- **ZU BEARBEITENDE AUFGABEN**:
(1) Geben Sie aus dem Text über Kurth alles von "Durch die Umsetzung" bis hinunter zu "Preis des Regierens." wortgetreu wieder.
(2) Woran knüpfte Kurth laut dem Text über Kurth seine Zustimmung zu Hartz IV?

- **ANGEZEIGTER TEXT**:
▬▬▬

Grundsätzlich, so meint Kurth, sei seine Arbeit für
einen neuen Abgeordneten recht erfolgreich. "Es gelingt mir -
glaube ich - schon, bestimmte Debatten anzustoßen, die vorher
gesellschaftlich nicht geführt worden sind. Ich halte mir
durchaus zugute, die Mindestlohndebatte angestoßen zu haben.
Meine Zustimmung zu Hartz IV habe ich daran geknüpft, dass es
ein Mindestlohngesetz gibt, zumindest eine politische Verabredung
in diese Richtung, weil ich da eine gefährliche Schwachstelle
des Gesetzes sehe." Das sagt er als einer, der das Gesetz mit
verhandelt hat und auch dahinter steht. Die Gesetzesarbeit ist
für ihn das eine, bestimmte gesellschaftliche Perspektiven und
Debatten in die Gesellschaft zu tragen, sieht Kurth als andere
wichtige Aufgabe eines Parlamentariers an.
Durch die Umsetzung der Agenda 2010 blies einem Sozialpolitiker
wie Kurth der Gegenwind heftig ins Gesicht. "Das macht es
einerseits für einen Neuling leichter, wenn man sich in einem
Themenfeld bewegt, das zwar viel Arbeit mit sich bringt, aber auch
Profilierungschancen bietet. Andererseits hat das für mich
bedeutet, dass ich mich sehr häufig mit meinen Positionen
auseinandersetzen musste, die ich hatte, bevor ich in den Bundestag
gekommen bin. Also, ich musste auch öffentlich begründen,
warum ich in vielen Fällen nicht für das stimmen konnte,
was eigentlich in unserem Parteiprogramm steht." Das sei manchmal
schwer auszuhalten und schwierig zu vermitteln und es sei auch der
Preis des Regierens.

▬▬▬

- **BEREITGESTELLTES MATERIAL**:
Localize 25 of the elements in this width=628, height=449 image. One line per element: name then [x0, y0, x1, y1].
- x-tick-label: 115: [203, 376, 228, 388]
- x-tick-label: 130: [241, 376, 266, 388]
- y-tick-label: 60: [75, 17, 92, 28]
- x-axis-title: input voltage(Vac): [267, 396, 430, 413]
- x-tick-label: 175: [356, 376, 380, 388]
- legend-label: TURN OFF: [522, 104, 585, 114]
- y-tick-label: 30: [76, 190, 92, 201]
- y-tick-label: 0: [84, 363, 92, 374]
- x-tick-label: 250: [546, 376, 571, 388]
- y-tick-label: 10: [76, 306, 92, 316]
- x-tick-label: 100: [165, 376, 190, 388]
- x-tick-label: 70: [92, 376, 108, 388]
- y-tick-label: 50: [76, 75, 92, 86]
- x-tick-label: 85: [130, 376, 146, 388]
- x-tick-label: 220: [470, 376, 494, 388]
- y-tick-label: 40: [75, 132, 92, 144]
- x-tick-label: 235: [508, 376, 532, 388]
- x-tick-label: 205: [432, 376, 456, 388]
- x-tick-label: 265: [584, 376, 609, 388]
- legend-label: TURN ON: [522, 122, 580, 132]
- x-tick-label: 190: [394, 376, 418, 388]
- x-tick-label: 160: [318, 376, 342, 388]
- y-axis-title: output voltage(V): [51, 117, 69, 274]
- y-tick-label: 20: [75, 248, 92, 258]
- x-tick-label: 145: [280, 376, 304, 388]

▬▬▬

- **ANTWORTEN JE AUFGABE**:
(1)
Durch die Umsetzung der Agenda 2010 blies einem Sozialpolitiker
wie Kurth der Gegenwind heftig ins Gesicht. "Das macht es
einerseits für einen Neuling leichter, wenn man sich in einem
Themenfeld bewegt, das zwar viel Arbeit mit sich bringt, aber auch
Profilierungschancen bietet. Andererseits hat das für mich
bedeutet, dass ich mich sehr häufig mit meinen Positionen
auseinandersetzen musste, die ich hatte, bevor ich in den Bundestag
gekommen bin. Also, ich musste auch öffentlich begründen,
warum ich in vielen Fällen nicht für das stimmen konnte,
was eigentlich in unserem Parteiprogramm steht." Das sei manchmal
schwer auszuhalten und schwierig zu vermitteln und es sei auch der
Preis des Regierens.

(2) An ein Mindestlohngesetz oder zumindest an eine politische Verabredung in diese Richtung.